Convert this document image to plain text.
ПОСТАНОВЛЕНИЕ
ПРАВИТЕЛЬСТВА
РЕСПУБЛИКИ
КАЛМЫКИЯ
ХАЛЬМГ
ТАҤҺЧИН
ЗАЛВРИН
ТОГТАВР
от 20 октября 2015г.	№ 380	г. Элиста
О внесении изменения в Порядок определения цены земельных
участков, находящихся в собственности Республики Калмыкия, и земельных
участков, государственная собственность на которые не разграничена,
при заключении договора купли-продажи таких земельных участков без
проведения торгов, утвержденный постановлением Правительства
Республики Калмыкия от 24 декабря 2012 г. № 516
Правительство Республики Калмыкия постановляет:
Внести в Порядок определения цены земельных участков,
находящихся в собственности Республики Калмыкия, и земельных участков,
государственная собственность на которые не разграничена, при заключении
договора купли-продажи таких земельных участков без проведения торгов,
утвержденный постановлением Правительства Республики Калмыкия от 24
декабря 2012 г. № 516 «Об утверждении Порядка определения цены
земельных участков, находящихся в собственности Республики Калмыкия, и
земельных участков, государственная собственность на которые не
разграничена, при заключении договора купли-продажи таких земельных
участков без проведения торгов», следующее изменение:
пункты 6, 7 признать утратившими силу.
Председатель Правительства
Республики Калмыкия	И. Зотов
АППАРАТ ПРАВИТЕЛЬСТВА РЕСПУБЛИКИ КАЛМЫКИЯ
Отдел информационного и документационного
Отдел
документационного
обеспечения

■ ■ ■

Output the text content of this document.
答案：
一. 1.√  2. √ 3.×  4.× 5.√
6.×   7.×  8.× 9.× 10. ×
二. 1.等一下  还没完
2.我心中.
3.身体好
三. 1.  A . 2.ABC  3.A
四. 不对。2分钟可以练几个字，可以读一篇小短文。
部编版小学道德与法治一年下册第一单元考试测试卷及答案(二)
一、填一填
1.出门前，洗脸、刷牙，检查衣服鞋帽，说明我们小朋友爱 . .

■ ■ ■

__Task goal__. Count each line above in which the string "проведения" appears, then state only the total.

__Finished exercise__. 3